EXERCISE BRIEF: Output the entries verbatim, including every line.

* Begin *

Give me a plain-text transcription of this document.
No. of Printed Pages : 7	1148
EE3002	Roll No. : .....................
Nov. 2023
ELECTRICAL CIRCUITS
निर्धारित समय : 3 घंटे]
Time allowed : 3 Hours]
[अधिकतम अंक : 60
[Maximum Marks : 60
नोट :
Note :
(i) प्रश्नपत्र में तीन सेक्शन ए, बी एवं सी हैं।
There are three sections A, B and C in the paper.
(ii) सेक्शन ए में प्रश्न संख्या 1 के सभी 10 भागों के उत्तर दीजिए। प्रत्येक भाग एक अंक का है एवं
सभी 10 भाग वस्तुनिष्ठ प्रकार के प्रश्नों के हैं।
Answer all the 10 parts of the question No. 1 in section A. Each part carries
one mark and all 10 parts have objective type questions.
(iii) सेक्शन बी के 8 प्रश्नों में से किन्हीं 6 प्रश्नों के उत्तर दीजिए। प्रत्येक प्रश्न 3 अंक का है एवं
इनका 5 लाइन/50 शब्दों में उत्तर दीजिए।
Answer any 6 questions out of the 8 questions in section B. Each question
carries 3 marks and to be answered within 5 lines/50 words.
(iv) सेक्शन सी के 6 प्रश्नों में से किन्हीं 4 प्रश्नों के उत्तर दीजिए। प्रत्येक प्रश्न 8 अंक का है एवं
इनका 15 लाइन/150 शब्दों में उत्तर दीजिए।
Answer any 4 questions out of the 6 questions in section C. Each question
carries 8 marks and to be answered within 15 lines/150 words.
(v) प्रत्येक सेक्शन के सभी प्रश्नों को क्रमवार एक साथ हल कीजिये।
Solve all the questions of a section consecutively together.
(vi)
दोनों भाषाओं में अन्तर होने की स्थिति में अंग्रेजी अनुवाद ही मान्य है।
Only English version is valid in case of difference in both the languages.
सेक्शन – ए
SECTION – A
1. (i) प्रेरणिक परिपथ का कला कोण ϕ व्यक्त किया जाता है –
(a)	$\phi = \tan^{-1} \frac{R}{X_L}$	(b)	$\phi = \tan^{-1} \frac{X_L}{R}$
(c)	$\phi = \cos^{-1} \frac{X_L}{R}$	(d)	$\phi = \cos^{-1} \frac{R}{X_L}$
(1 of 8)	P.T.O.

* End *

EXERCISE OUTPUT:
Give me a plain-text transcription of this document.
No. of Printed Pages : 7	1148
EE3002	Roll No. : .....................
Nov. 2023
ELECTRICAL CIRCUITS
निर्धारित समय : 3 घंटे]
Time allowed : 3 Hours]
[अधिकतम अंक : 60
[Maximum Marks : 60
नोट :
Note :
(i) प्रश्नपत्र में तीन सेक्शन ए, बी एवं सी हैं।
There are three sections A, B and C in the paper.
(ii) सेक्शन ए में प्रश्न संख्या 1 के सभी 10 भागों के उत्तर दीजिए। प्रत्येक भाग एक अंक का है एवं
सभी 10 भाग वस्तुनिष्ठ प्रकार के प्रश्नों के हैं।
Answer all the 10 parts of the question No. 1 in section A. Each part carries
one mark and all 10 parts have objective type questions.
(iii) सेक्शन बी के 8 प्रश्नों में से किन्हीं 6 प्रश्नों के उत्तर दीजिए। प्रत्येक प्रश्न 3 अंक का है एवं
इनका 5 लाइन/50 शब्दों में उत्तर दीजिए।
Answer any 6 questions out of the 8 questions in section B. Each question
carries 3 marks and to be answered within 5 lines/50 words.
(iv) सेक्शन सी के 6 प्रश्नों में से किन्हीं 4 प्रश्नों के उत्तर दीजिए। प्रत्येक प्रश्न 8 अंक का है एवं
इनका 15 लाइन/150 शब्दों में उत्तर दीजिए।
Answer any 4 questions out of the 6 questions in section C. Each question
carries 8 marks and to be answered within 15 lines/150 words.
(v) प्रत्येक सेक्शन के सभी प्रश्नों को क्रमवार एक साथ हल कीजिये।
Solve all the questions of a section consecutively together.
(vi)
दोनों भाषाओं में अन्तर होने की स्थिति में अंग्रेजी अनुवाद ही मान्य है।
Only English version is valid in case of difference in both the languages.
सेक्शन – ए
SECTION – A
1. (i) प्रेरणिक परिपथ का कला कोण ϕ व्यक्त किया जाता है –
(a)	$\phi = \tan^{-1} \frac{R}{X_L}$	(b)	$\phi = \tan^{-1} \frac{X_L}{R}$
(c)	$\phi = \cos^{-1} \frac{X_L}{R}$	(d)	$\phi = \cos^{-1} \frac{R}{X_L}$
(1 of 8)	P.T.O.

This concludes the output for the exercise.